GIVEN INSTRUCTION
Read the lines below and count those that have the word "into". Respond with the number only.

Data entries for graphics
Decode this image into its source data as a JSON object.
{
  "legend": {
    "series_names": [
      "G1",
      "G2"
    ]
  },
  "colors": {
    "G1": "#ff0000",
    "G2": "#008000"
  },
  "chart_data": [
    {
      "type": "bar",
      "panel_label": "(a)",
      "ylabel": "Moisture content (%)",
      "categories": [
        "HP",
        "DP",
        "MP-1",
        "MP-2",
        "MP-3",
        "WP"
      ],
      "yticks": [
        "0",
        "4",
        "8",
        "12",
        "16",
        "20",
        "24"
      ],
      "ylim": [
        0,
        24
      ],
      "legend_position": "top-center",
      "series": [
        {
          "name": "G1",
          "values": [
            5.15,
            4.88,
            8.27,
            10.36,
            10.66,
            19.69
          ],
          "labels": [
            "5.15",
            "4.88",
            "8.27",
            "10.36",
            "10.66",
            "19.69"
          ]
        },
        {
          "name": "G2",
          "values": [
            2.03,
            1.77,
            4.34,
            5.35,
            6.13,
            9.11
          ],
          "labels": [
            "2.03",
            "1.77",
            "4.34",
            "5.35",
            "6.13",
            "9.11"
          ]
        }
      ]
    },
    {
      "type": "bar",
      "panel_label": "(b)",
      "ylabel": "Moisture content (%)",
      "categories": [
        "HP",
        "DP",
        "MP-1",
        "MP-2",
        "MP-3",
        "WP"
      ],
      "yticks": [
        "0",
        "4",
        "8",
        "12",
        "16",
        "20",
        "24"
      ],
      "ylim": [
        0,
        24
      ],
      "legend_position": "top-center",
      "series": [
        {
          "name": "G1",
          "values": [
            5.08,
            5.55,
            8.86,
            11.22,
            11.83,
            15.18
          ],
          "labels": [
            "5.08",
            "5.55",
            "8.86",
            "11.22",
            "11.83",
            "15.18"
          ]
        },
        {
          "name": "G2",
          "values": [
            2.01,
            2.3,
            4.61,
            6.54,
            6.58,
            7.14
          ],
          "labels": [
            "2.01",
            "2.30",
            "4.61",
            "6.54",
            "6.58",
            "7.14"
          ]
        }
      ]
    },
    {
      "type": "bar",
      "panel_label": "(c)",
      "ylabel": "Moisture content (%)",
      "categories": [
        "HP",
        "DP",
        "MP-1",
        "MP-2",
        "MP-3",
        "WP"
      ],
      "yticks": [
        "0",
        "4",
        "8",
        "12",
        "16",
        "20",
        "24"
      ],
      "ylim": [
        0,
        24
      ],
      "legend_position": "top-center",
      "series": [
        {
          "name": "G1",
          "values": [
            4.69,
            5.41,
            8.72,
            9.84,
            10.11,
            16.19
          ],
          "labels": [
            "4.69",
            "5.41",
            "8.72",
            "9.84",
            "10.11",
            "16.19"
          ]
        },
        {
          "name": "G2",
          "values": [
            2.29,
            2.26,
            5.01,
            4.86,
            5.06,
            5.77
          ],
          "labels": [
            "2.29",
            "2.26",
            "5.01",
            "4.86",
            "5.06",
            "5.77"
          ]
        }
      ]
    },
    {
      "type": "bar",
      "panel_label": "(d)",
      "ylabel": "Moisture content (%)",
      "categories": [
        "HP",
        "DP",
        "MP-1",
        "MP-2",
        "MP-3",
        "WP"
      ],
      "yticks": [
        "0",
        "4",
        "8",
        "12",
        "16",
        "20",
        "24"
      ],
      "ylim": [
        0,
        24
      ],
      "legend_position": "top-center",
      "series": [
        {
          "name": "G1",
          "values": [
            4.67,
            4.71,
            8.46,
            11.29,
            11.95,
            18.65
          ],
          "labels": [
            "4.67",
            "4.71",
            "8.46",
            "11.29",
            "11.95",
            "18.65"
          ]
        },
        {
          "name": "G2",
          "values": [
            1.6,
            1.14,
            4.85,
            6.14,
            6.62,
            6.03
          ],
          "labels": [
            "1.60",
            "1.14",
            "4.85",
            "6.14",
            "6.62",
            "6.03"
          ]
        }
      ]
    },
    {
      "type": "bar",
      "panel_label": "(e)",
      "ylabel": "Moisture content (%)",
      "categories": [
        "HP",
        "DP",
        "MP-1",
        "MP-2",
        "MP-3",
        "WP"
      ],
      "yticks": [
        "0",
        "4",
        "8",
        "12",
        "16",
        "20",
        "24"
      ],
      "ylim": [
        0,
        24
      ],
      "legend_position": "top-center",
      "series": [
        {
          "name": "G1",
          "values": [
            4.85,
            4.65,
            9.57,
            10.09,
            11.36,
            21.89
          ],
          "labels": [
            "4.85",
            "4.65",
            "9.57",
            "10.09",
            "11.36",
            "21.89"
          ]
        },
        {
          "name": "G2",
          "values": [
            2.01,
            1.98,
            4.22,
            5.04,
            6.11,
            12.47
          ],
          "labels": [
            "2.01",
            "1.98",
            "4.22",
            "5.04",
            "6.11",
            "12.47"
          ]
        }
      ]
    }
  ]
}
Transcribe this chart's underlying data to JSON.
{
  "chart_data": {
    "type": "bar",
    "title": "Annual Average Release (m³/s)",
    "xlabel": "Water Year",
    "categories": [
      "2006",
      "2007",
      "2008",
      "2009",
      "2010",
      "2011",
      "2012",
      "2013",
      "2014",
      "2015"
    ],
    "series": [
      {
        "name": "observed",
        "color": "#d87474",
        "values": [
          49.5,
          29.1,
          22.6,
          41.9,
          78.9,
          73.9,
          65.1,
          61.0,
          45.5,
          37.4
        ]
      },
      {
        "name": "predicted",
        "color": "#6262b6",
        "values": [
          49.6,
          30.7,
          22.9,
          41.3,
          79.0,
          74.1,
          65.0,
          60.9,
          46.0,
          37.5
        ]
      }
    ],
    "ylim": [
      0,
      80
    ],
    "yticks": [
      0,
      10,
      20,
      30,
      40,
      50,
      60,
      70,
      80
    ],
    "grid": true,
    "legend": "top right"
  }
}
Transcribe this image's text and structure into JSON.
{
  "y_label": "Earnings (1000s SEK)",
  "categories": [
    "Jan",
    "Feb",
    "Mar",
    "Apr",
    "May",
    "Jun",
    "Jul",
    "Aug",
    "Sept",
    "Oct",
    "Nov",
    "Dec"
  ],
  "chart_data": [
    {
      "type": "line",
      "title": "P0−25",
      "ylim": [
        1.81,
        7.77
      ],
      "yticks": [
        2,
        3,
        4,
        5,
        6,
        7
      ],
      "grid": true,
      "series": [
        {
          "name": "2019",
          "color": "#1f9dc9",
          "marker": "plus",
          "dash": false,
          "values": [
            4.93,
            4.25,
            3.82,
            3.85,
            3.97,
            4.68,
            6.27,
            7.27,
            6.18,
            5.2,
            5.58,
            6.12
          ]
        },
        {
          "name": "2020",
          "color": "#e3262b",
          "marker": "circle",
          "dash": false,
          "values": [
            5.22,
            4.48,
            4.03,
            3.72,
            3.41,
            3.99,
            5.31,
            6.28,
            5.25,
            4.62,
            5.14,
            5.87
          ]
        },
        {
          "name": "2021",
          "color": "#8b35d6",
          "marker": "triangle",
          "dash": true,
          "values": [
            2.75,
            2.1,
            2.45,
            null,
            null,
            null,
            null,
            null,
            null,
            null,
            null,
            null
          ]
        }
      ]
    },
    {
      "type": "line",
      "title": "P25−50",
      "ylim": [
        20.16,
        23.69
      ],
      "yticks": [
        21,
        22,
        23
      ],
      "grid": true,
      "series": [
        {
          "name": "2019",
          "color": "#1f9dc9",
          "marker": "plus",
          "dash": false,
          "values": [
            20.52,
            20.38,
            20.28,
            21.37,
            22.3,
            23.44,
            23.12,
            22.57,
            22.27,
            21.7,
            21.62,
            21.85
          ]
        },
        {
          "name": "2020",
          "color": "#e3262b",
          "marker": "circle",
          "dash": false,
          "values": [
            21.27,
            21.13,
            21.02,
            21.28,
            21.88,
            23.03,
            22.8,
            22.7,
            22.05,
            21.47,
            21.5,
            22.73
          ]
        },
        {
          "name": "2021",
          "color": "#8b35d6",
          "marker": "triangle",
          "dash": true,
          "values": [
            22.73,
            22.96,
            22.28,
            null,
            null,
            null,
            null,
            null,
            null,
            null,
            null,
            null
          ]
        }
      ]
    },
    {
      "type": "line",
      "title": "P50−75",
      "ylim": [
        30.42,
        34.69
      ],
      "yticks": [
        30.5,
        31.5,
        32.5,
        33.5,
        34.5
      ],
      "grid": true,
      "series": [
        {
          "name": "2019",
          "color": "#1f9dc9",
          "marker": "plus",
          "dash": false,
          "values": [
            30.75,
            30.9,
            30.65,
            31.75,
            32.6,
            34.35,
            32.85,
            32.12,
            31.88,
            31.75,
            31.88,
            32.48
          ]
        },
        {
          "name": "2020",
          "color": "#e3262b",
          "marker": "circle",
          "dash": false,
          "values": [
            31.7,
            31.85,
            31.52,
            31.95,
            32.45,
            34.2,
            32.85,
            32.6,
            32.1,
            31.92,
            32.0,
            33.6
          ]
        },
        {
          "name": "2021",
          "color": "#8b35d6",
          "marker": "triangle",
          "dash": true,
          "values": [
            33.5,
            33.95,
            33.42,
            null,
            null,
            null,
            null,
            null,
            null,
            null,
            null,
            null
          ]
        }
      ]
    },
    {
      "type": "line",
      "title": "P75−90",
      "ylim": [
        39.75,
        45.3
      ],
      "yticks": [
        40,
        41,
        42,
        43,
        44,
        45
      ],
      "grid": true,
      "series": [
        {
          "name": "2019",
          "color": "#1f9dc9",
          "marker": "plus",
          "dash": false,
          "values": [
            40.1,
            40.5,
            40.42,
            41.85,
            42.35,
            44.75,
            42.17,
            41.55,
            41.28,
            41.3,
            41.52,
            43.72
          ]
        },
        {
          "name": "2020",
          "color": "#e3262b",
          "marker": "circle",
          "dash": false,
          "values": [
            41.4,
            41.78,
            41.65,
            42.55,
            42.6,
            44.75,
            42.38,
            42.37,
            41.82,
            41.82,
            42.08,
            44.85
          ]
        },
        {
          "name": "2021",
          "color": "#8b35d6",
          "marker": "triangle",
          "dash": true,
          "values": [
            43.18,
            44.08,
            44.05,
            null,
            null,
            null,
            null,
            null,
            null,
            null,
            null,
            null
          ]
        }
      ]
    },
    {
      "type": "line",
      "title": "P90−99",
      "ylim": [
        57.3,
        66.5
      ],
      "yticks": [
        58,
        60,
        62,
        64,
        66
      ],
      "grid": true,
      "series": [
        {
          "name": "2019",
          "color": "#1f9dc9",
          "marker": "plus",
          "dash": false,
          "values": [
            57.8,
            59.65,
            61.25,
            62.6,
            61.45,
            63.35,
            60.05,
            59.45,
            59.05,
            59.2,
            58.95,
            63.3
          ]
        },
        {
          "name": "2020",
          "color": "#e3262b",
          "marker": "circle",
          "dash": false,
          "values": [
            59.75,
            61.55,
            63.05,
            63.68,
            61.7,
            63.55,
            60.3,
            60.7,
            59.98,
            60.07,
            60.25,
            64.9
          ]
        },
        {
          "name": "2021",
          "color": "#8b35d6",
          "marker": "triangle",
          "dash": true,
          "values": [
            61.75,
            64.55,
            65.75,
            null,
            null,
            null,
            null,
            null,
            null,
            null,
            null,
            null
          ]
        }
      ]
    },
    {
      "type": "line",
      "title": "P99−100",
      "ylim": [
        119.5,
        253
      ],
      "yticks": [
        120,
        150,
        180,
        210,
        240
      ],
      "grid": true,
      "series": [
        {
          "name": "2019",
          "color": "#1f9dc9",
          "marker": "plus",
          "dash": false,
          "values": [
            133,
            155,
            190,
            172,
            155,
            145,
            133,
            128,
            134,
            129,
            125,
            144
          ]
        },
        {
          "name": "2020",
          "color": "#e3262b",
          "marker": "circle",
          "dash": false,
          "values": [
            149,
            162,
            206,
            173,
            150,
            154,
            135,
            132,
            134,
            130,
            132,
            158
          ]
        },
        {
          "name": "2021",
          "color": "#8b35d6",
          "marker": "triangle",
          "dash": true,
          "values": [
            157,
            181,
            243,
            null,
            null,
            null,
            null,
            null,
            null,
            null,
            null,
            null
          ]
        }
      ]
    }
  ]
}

FULL ANSWER
2